Extracted data entries:
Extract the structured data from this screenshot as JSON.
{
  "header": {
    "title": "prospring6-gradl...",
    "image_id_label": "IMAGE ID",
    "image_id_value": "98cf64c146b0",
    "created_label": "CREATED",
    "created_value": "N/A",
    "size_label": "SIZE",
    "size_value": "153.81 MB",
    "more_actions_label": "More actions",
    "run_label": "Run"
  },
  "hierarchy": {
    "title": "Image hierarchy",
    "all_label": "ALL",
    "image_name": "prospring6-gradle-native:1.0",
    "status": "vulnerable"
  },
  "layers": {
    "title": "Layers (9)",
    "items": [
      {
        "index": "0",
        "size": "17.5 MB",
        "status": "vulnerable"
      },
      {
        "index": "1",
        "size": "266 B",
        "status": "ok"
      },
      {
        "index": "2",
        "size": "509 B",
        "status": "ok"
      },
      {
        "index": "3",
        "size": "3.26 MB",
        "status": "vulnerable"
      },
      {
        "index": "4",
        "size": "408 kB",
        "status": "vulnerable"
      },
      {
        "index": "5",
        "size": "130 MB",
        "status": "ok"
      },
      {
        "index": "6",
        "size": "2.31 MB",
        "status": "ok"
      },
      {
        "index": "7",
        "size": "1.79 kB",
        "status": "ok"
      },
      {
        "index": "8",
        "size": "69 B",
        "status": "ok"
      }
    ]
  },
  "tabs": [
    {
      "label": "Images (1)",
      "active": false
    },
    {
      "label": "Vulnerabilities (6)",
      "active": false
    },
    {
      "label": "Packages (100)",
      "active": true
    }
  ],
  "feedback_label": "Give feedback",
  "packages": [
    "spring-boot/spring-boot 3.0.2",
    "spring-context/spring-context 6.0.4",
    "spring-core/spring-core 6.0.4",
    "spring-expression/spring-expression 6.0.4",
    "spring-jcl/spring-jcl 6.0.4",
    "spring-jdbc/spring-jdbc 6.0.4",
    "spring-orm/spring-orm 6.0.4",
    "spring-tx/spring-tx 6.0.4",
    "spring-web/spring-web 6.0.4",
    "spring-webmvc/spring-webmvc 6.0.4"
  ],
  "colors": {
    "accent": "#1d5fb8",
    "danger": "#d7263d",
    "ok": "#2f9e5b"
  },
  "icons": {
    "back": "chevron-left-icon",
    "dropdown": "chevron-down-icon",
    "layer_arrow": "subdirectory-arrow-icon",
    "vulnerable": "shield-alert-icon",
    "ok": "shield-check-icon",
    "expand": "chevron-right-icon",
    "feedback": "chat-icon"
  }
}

**Problem to work on:** Each line in the entries above that includes the string "title" should be extracted.

**Problem solution:**
    "title": "prospring6-gradl...",
    "title": "Image hierarchy",
    "title": "Layers (9)",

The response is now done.